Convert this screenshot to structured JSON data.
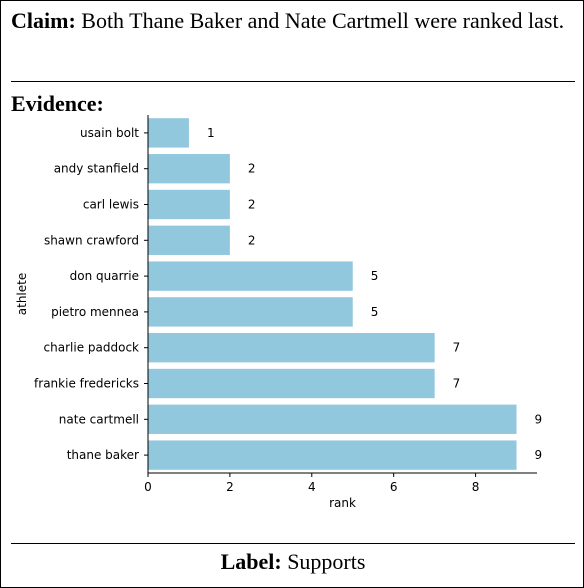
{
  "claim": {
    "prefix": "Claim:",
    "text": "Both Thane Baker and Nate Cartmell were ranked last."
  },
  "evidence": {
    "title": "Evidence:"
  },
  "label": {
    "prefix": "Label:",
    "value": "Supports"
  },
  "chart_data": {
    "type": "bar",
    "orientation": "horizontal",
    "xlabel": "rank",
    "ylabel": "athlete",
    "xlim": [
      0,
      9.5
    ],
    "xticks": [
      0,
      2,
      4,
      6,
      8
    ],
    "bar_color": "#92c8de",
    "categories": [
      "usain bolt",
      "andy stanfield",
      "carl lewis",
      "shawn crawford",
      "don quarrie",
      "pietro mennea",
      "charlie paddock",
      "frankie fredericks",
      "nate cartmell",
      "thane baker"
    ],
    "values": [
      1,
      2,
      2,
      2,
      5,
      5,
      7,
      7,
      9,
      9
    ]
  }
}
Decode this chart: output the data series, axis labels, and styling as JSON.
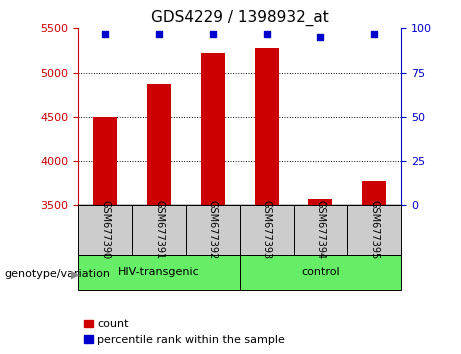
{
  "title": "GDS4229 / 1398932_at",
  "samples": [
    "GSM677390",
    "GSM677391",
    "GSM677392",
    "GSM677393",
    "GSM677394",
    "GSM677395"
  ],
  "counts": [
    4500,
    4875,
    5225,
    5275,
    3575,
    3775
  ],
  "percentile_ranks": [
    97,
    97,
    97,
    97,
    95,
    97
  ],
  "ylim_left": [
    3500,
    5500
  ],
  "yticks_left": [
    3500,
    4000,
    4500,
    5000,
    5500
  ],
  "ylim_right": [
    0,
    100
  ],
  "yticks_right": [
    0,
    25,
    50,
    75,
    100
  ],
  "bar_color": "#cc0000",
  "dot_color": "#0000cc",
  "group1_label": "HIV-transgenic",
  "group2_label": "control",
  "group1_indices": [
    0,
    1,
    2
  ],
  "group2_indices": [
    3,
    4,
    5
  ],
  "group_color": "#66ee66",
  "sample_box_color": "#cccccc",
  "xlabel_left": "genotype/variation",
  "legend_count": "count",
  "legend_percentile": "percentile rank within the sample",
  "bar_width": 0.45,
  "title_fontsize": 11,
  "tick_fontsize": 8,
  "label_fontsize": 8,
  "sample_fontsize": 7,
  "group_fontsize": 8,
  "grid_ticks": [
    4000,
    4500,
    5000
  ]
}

──────

# The task:
Copy out each line word for word, please, skipping the images.

# Result:
Convert this screenshot to structured JSON data.
{
  "claim": {
    "prefix": "Claim:",
    "text": "Both Thane Baker and Nate Cartmell were ranked last."
  },
  "evidence": {
    "title": "Evidence:"
  },
  "label": {
    "prefix": "Label:",
    "value": "Supports"
  },
  "chart_data": {
    "type": "bar",
    "orientation": "horizontal",
    "xlabel": "rank",
    "ylabel": "athlete",
    "xlim": [
      0,
      9.5
    ],
    "xticks": [
      0,
      2,
      4,
      6,
      8
    ],
    "bar_color": "#92c8de",
    "categories": [
      "usain bolt",
      "andy stanfield",
      "carl lewis",
      "shawn crawford",
      "don quarrie",
      "pietro mennea",
      "charlie paddock",
      "frankie fredericks",
      "nate cartmell",
      "thane baker"
    ],
    "values": [
      1,
      2,
      2,
      2,
      5,
      5,
      7,
      7,
      9,
      9
    ]
  }
}
Decode this chart: output the data series, axis labels, and styling as JSON.
{
  "title": "GDS4229 / 1398932_at",
  "samples": [
    "GSM677390",
    "GSM677391",
    "GSM677392",
    "GSM677393",
    "GSM677394",
    "GSM677395"
  ],
  "counts": [
    4500,
    4875,
    5225,
    5275,
    3575,
    3775
  ],
  "percentile_ranks": [
    97,
    97,
    97,
    97,
    95,
    97
  ],
  "ylim_left": [
    3500,
    5500
  ],
  "yticks_left": [
    3500,
    4000,
    4500,
    5000,
    5500
  ],
  "ylim_right": [
    0,
    100
  ],
  "yticks_right": [
    0,
    25,
    50,
    75,
    100
  ],
  "bar_color": "#cc0000",
  "dot_color": "#0000cc",
  "group1_label": "HIV-transgenic",
  "group2_label": "control",
  "group1_indices": [
    0,
    1,
    2
  ],
  "group2_indices": [
    3,
    4,
    5
  ],
  "group_color": "#66ee66",
  "sample_box_color": "#cccccc",
  "xlabel_left": "genotype/variation",
  "legend_count": "count",
  "legend_percentile": "percentile rank within the sample",
  "bar_width": 0.45,
  "title_fontsize": 11,
  "tick_fontsize": 8,
  "label_fontsize": 8,
  "sample_fontsize": 7,
  "group_fontsize": 8,
  "grid_ticks": [
    4000,
    4500,
    5000
  ]
}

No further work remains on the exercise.